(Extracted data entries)

· · · ·

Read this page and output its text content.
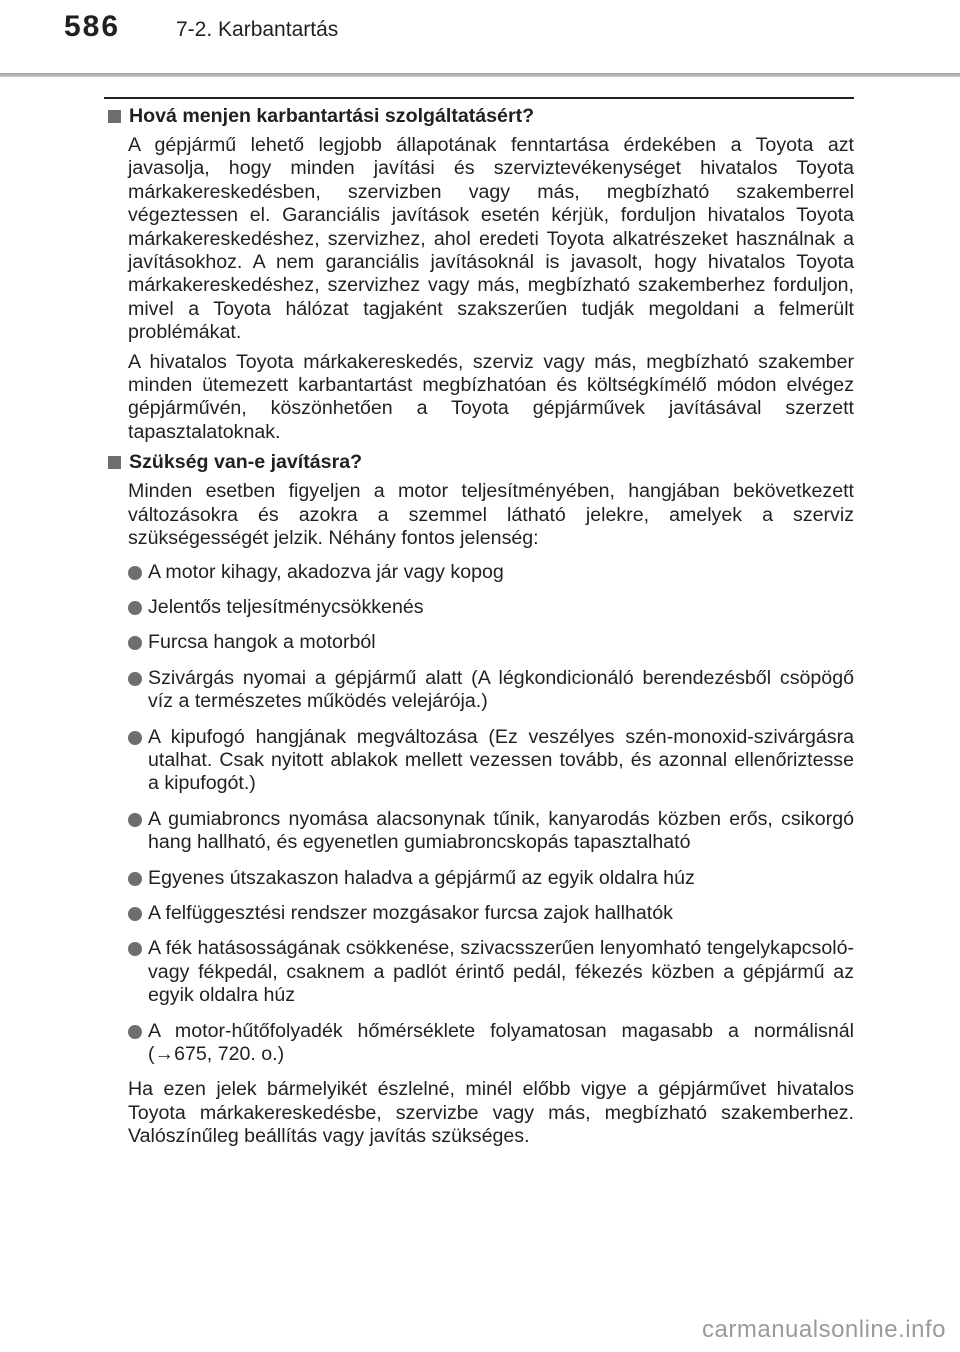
586	7-2. Karbantartás
Hová menjen karbantartási szolgáltatásért?

A gépjármű lehető legjobb állapotának fenntartása érdekében a Toyota azt javasolja, hogy minden javítási és szerviztevékenységet hivatalos Toyota márkakereskedésben, szervizben vagy más, megbízható szakemberrel végeztessen el. Garanciális javítások esetén kérjük, forduljon hivatalos Toyota márkakereskedéshez, szervizhez, ahol eredeti Toyota alkatrészeket használnak a javításokhoz. A nem garanciális javításoknál is javasolt, hogy hivatalos Toyota márkakereskedéshez, szervizhez vagy más, megbízható szakemberhez forduljon, mivel a Toyota hálózat tagjaként szakszerűen tudják megoldani a felmerült problémákat.

A hivatalos Toyota márkakereskedés, szerviz vagy más, megbízható szakember minden ütemezett karbantartást megbízhatóan és költségkímélő módon elvégez gépjárművén, köszönhetően a Toyota gépjárművek javításával szerzett tapasztalatoknak.

Szükség van-e javításra?

Minden esetben figyeljen a motor teljesítményében, hangjában bekövetkezett változásokra és azokra a szemmel látható jelekre, amelyek a szerviz szükségességét jelzik. Néhány fontos jelenség:

A motor kihagy, akadozva jár vagy kopog
Jelentős teljesítménycsökkenés
Furcsa hangok a motorból
Szivárgás nyomai a gépjármű alatt (A légkondicionáló berendezésből csöpögő víz a természetes működés velejárója.)
A kipufogó hangjának megváltozása (Ez veszélyes szén-monoxid-szivárgásra utalhat. Csak nyitott ablakok mellett vezessen tovább, és azonnal ellenőriztesse a kipufogót.)
A gumiabroncs nyomása alacsonynak tűnik, kanyarodás közben erős, csikorgó hang hallható, és egyenetlen gumiabroncskopás tapasztalható
Egyenes útszakaszon haladva a gépjármű az egyik oldalra húz
A felfüggesztési rendszer mozgásakor furcsa zajok hallhatók
A fék hatásosságának csökkenése, szivacsszerűen lenyomható tengelykapcsoló- vagy fékpedál, csaknem a padlót érintő pedál, fékezés közben a gépjármű az egyik oldalra húz
A motor-hűtőfolyadék hőmérséklete folyamatosan magasabb a normálisnál (→675, 720. o.)

Ha ezen jelek bármelyikét észlelné, minél előbb vigye a gépjárművet hivatalos Toyota márkakereskedésbe, szervizbe vagy más, megbízható szakemberhez. Valószínűleg beállítás vagy javítás szükséges.

carmanualsonline.info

· · · ·

Identify and extract each line of the listing that contains "egyik".

Exercise result =>
Egyenes útszakaszon haladva a gépjármű az egyik oldalra húz
A fék hatásosságának csökkenése, szivacsszerűen lenyomható tengelykapcsoló- vagy fékpedál, csaknem a padlót érintő pedál, fékezés közben a gépjármű az egyik oldalra húz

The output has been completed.